# [THE PROBLEM]
Collect every line in the records below that contains the word "title".

# [SUPPLIED MATERIAL]
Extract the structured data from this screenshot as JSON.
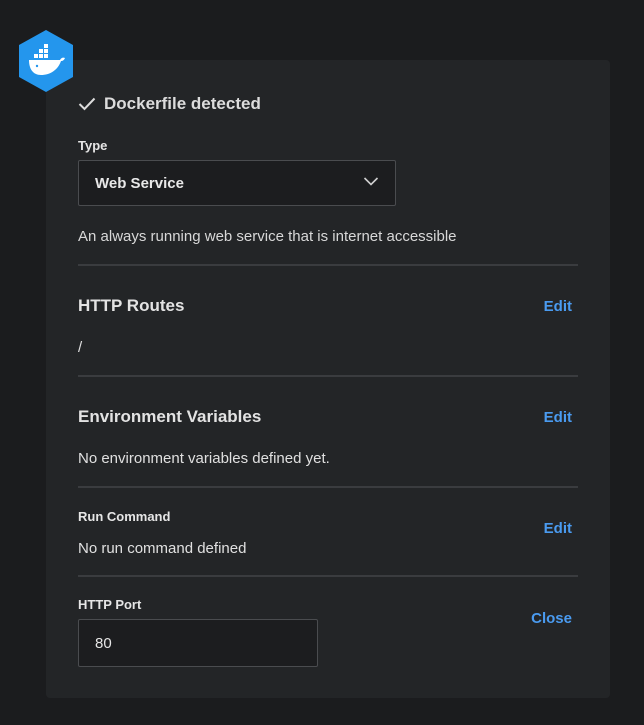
{
  "header": {
    "logo_icon": "docker-whale-icon",
    "detected_text": "Dockerfile detected"
  },
  "type_field": {
    "label": "Type",
    "selected": "Web Service",
    "description": "An always running web service that is internet accessible"
  },
  "http_routes": {
    "title": "HTTP Routes",
    "edit_label": "Edit",
    "value": "/"
  },
  "env_vars": {
    "title": "Environment Variables",
    "edit_label": "Edit",
    "value": "No environment variables defined yet."
  },
  "run_command": {
    "label": "Run Command",
    "edit_label": "Edit",
    "value": "No run command defined"
  },
  "http_port": {
    "label": "HTTP Port",
    "close_label": "Close",
    "value": "80"
  },
  "colors": {
    "background": "#1b1c1e",
    "card": "#232527",
    "accent_link": "#4a9bf0",
    "docker_blue": "#2496ed"
  }
}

# [TASK SOLUTION]
    "title": "HTTP Routes",
    "title": "Environment Variables",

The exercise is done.